• [GOAL OF THE EXERCISE] Every entry that follows should be reproduced exactly.

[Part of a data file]
________________________
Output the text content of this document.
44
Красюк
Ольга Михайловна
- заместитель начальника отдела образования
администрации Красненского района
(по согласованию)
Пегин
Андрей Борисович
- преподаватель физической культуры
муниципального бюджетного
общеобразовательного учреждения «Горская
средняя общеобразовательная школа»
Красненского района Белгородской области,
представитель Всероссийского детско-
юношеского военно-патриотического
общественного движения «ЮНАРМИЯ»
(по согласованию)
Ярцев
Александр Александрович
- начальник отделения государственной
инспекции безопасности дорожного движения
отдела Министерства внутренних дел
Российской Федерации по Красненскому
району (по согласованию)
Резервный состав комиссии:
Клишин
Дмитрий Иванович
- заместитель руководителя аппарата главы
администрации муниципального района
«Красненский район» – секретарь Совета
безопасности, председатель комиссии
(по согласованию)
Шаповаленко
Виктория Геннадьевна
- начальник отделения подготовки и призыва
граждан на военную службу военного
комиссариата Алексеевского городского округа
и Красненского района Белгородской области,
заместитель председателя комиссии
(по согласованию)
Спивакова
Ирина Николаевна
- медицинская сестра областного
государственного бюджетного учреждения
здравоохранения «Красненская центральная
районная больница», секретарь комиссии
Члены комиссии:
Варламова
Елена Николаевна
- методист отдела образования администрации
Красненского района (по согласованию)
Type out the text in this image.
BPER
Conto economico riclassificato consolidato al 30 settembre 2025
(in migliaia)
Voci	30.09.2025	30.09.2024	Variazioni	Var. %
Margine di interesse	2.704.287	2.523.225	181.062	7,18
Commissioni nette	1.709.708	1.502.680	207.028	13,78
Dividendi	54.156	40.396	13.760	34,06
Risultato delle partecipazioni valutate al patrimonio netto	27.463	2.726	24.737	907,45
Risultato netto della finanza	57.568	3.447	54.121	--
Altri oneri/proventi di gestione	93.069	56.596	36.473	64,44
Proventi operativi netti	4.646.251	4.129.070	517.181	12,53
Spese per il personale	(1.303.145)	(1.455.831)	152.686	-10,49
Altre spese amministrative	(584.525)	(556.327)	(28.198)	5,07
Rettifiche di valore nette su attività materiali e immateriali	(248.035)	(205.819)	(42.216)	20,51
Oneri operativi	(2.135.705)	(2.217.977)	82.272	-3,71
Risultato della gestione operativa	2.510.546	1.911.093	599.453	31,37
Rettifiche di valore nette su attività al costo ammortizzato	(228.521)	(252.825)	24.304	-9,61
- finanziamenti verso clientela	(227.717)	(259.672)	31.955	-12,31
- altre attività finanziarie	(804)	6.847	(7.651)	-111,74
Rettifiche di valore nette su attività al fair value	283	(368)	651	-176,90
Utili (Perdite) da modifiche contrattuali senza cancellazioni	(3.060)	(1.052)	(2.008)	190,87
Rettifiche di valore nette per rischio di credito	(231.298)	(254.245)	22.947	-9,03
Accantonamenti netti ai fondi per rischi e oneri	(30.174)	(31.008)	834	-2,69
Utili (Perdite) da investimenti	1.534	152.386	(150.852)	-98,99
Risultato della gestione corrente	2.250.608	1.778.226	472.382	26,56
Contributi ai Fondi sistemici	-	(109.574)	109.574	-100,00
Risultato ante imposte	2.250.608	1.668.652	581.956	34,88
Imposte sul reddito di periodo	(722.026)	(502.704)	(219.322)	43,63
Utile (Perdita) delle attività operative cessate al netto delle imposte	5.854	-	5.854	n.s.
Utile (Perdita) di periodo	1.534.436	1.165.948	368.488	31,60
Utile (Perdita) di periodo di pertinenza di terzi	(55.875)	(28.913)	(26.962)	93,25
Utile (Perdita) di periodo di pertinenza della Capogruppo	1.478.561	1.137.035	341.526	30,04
________________________
• [RESULT FOR THIS EXERCISE]
Output the text content of this document.
44
Красюк
Ольга Михайловна
- заместитель начальника отдела образования
администрации Красненского района
(по согласованию)
Пегин
Андрей Борисович
- преподаватель физической культуры
муниципального бюджетного
общеобразовательного учреждения «Горская
средняя общеобразовательная школа»
Красненского района Белгородской области,
представитель Всероссийского детско-
юношеского военно-патриотического
общественного движения «ЮНАРМИЯ»
(по согласованию)
Ярцев
Александр Александрович
- начальник отделения государственной
инспекции безопасности дорожного движения
отдела Министерства внутренних дел
Российской Федерации по Красненскому
району (по согласованию)
Резервный состав комиссии:
Клишин
Дмитрий Иванович
- заместитель руководителя аппарата главы
администрации муниципального района
«Красненский район» – секретарь Совета
безопасности, председатель комиссии
(по согласованию)
Шаповаленко
Виктория Геннадьевна
- начальник отделения подготовки и призыва
граждан на военную службу военного
комиссариата Алексеевского городского округа
и Красненского района Белгородской области,
заместитель председателя комиссии
(по согласованию)
Спивакова
Ирина Николаевна
- медицинская сестра областного
государственного бюджетного учреждения
здравоохранения «Красненская центральная
районная больница», секретарь комиссии
Члены комиссии:
Варламова
Елена Николаевна
- методист отдела образования администрации
Красненского района (по согласованию)
Type out the text in this image.
BPER
Conto economico riclassificato consolidato al 30 settembre 2025
(in migliaia)
Voci	30.09.2025	30.09.2024	Variazioni	Var. %
Margine di interesse	2.704.287	2.523.225	181.062	7,18
Commissioni nette	1.709.708	1.502.680	207.028	13,78
Dividendi	54.156	40.396	13.760	34,06
Risultato delle partecipazioni valutate al patrimonio netto	27.463	2.726	24.737	907,45
Risultato netto della finanza	57.568	3.447	54.121	--
Altri oneri/proventi di gestione	93.069	56.596	36.473	64,44
Proventi operativi netti	4.646.251	4.129.070	517.181	12,53
Spese per il personale	(1.303.145)	(1.455.831)	152.686	-10,49
Altre spese amministrative	(584.525)	(556.327)	(28.198)	5,07
Rettifiche di valore nette su attività materiali e immateriali	(248.035)	(205.819)	(42.216)	20,51
Oneri operativi	(2.135.705)	(2.217.977)	82.272	-3,71
Risultato della gestione operativa	2.510.546	1.911.093	599.453	31,37
Rettifiche di valore nette su attività al costo ammortizzato	(228.521)	(252.825)	24.304	-9,61
- finanziamenti verso clientela	(227.717)	(259.672)	31.955	-12,31
- altre attività finanziarie	(804)	6.847	(7.651)	-111,74
Rettifiche di valore nette su attività al fair value	283	(368)	651	-176,90
Utili (Perdite) da modifiche contrattuali senza cancellazioni	(3.060)	(1.052)	(2.008)	190,87
Rettifiche di valore nette per rischio di credito	(231.298)	(254.245)	22.947	-9,03
Accantonamenti netti ai fondi per rischi e oneri	(30.174)	(31.008)	834	-2,69
Utili (Perdite) da investimenti	1.534	152.386	(150.852)	-98,99
Risultato della gestione corrente	2.250.608	1.778.226	472.382	26,56
Contributi ai Fondi sistemici	-	(109.574)	109.574	-100,00
Risultato ante imposte	2.250.608	1.668.652	581.956	34,88
Imposte sul reddito di periodo	(722.026)	(502.704)	(219.322)	43,63
Utile (Perdita) delle attività operative cessate al netto delle imposte	5.854	-	5.854	n.s.
Utile (Perdita) di periodo	1.534.436	1.165.948	368.488	31,60
Utile (Perdita) di periodo di pertinenza di terzi	(55.875)	(28.913)	(26.962)	93,25
Utile (Perdita) di periodo di pertinenza della Capogruppo	1.478.561	1.137.035	341.526	30,04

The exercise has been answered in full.